* [EXERCISE INSTRUCTIONS]
Reproduce the material in full, unchanged.

* [DATA SHOWN]
┏━━

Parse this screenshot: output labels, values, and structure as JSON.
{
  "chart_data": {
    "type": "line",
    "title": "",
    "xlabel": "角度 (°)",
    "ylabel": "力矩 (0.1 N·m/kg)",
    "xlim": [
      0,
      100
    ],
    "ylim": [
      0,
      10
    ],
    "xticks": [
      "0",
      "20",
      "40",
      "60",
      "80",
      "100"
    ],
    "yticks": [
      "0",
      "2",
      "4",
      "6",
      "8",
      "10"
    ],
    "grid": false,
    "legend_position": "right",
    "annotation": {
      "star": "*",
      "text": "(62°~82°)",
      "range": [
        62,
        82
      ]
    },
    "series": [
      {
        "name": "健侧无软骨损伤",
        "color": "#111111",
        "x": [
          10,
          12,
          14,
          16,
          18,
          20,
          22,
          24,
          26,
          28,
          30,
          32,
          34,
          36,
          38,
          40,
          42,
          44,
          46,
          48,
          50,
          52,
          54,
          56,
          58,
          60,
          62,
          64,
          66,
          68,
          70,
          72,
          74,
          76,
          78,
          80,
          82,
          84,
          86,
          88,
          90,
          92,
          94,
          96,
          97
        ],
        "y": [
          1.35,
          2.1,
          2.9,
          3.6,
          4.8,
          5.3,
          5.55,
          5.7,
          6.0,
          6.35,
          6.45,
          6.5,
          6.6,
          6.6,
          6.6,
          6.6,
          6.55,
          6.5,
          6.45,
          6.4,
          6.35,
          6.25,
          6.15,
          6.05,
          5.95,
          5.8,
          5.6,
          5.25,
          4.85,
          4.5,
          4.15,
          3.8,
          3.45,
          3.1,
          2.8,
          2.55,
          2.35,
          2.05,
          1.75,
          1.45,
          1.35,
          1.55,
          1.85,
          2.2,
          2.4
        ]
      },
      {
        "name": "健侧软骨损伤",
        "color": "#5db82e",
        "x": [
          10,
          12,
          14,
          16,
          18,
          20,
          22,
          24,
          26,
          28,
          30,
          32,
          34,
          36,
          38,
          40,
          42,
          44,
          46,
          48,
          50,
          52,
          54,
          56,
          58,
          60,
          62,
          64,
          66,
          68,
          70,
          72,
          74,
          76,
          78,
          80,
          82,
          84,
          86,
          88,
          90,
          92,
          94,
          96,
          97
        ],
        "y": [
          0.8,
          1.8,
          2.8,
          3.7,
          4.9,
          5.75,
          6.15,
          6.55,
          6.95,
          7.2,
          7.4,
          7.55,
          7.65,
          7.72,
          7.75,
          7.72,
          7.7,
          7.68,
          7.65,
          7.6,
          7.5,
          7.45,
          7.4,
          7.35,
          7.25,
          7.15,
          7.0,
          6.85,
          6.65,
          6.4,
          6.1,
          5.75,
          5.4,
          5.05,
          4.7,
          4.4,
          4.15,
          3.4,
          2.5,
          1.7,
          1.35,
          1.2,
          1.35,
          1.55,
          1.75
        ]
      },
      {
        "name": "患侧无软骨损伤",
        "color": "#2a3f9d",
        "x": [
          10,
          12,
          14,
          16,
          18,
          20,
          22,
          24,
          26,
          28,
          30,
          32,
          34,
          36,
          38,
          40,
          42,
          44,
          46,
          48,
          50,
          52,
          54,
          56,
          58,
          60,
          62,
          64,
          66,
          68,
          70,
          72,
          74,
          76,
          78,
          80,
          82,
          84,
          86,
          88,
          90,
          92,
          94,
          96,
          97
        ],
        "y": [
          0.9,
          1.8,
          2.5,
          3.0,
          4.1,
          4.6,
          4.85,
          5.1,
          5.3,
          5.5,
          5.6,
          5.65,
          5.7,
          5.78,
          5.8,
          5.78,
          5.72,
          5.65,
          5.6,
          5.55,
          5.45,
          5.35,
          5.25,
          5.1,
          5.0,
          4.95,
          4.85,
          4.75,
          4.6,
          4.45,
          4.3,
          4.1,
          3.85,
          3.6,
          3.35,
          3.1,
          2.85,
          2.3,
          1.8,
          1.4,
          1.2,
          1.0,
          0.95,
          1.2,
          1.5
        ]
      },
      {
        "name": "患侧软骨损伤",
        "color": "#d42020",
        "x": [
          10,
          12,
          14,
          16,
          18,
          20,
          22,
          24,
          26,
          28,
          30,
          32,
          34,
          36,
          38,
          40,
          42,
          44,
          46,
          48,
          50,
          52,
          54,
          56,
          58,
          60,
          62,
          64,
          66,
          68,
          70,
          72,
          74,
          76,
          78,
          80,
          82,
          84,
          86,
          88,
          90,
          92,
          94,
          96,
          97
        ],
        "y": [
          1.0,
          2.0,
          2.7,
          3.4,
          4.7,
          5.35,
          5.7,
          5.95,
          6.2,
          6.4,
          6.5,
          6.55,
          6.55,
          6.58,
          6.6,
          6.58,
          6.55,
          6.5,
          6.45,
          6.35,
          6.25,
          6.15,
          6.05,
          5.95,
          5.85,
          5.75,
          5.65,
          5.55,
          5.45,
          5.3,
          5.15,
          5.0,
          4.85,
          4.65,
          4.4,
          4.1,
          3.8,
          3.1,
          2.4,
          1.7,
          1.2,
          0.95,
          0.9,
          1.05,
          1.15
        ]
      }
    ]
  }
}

┗━━

* [OUTPUT FOR THIS TASK]
Parse this screenshot: output labels, values, and structure as JSON.
{
  "chart_data": {
    "type": "line",
    "title": "",
    "xlabel": "角度 (°)",
    "ylabel": "力矩 (0.1 N·m/kg)",
    "xlim": [
      0,
      100
    ],
    "ylim": [
      0,
      10
    ],
    "xticks": [
      "0",
      "20",
      "40",
      "60",
      "80",
      "100"
    ],
    "yticks": [
      "0",
      "2",
      "4",
      "6",
      "8",
      "10"
    ],
    "grid": false,
    "legend_position": "right",
    "annotation": {
      "star": "*",
      "text": "(62°~82°)",
      "range": [
        62,
        82
      ]
    },
    "series": [
      {
        "name": "健侧无软骨损伤",
        "color": "#111111",
        "x": [
          10,
          12,
          14,
          16,
          18,
          20,
          22,
          24,
          26,
          28,
          30,
          32,
          34,
          36,
          38,
          40,
          42,
          44,
          46,
          48,
          50,
          52,
          54,
          56,
          58,
          60,
          62,
          64,
          66,
          68,
          70,
          72,
          74,
          76,
          78,
          80,
          82,
          84,
          86,
          88,
          90,
          92,
          94,
          96,
          97
        ],
        "y": [
          1.35,
          2.1,
          2.9,
          3.6,
          4.8,
          5.3,
          5.55,
          5.7,
          6.0,
          6.35,
          6.45,
          6.5,
          6.6,
          6.6,
          6.6,
          6.6,
          6.55,
          6.5,
          6.45,
          6.4,
          6.35,
          6.25,
          6.15,
          6.05,
          5.95,
          5.8,
          5.6,
          5.25,
          4.85,
          4.5,
          4.15,
          3.8,
          3.45,
          3.1,
          2.8,
          2.55,
          2.35,
          2.05,
          1.75,
          1.45,
          1.35,
          1.55,
          1.85,
          2.2,
          2.4
        ]
      },
      {
        "name": "健侧软骨损伤",
        "color": "#5db82e",
        "x": [
          10,
          12,
          14,
          16,
          18,
          20,
          22,
          24,
          26,
          28,
          30,
          32,
          34,
          36,
          38,
          40,
          42,
          44,
          46,
          48,
          50,
          52,
          54,
          56,
          58,
          60,
          62,
          64,
          66,
          68,
          70,
          72,
          74,
          76,
          78,
          80,
          82,
          84,
          86,
          88,
          90,
          92,
          94,
          96,
          97
        ],
        "y": [
          0.8,
          1.8,
          2.8,
          3.7,
          4.9,
          5.75,
          6.15,
          6.55,
          6.95,
          7.2,
          7.4,
          7.55,
          7.65,
          7.72,
          7.75,
          7.72,
          7.7,
          7.68,
          7.65,
          7.6,
          7.5,
          7.45,
          7.4,
          7.35,
          7.25,
          7.15,
          7.0,
          6.85,
          6.65,
          6.4,
          6.1,
          5.75,
          5.4,
          5.05,
          4.7,
          4.4,
          4.15,
          3.4,
          2.5,
          1.7,
          1.35,
          1.2,
          1.35,
          1.55,
          1.75
        ]
      },
      {
        "name": "患侧无软骨损伤",
        "color": "#2a3f9d",
        "x": [
          10,
          12,
          14,
          16,
          18,
          20,
          22,
          24,
          26,
          28,
          30,
          32,
          34,
          36,
          38,
          40,
          42,
          44,
          46,
          48,
          50,
          52,
          54,
          56,
          58,
          60,
          62,
          64,
          66,
          68,
          70,
          72,
          74,
          76,
          78,
          80,
          82,
          84,
          86,
          88,
          90,
          92,
          94,
          96,
          97
        ],
        "y": [
          0.9,
          1.8,
          2.5,
          3.0,
          4.1,
          4.6,
          4.85,
          5.1,
          5.3,
          5.5,
          5.6,
          5.65,
          5.7,
          5.78,
          5.8,
          5.78,
          5.72,
          5.65,
          5.6,
          5.55,
          5.45,
          5.35,
          5.25,
          5.1,
          5.0,
          4.95,
          4.85,
          4.75,
          4.6,
          4.45,
          4.3,
          4.1,
          3.85,
          3.6,
          3.35,
          3.1,
          2.85,
          2.3,
          1.8,
          1.4,
          1.2,
          1.0,
          0.95,
          1.2,
          1.5
        ]
      },
      {
        "name": "患侧软骨损伤",
        "color": "#d42020",
        "x": [
          10,
          12,
          14,
          16,
          18,
          20,
          22,
          24,
          26,
          28,
          30,
          32,
          34,
          36,
          38,
          40,
          42,
          44,
          46,
          48,
          50,
          52,
          54,
          56,
          58,
          60,
          62,
          64,
          66,
          68,
          70,
          72,
          74,
          76,
          78,
          80,
          82,
          84,
          86,
          88,
          90,
          92,
          94,
          96,
          97
        ],
        "y": [
          1.0,
          2.0,
          2.7,
          3.4,
          4.7,
          5.35,
          5.7,
          5.95,
          6.2,
          6.4,
          6.5,
          6.55,
          6.55,
          6.58,
          6.6,
          6.58,
          6.55,
          6.5,
          6.45,
          6.35,
          6.25,
          6.15,
          6.05,
          5.95,
          5.85,
          5.75,
          5.65,
          5.55,
          5.45,
          5.3,
          5.15,
          5.0,
          4.85,
          4.65,
          4.4,
          4.1,
          3.8,
          3.1,
          2.4,
          1.7,
          1.2,
          0.95,
          0.9,
          1.05,
          1.15
        ]
      }
    ]
  }
}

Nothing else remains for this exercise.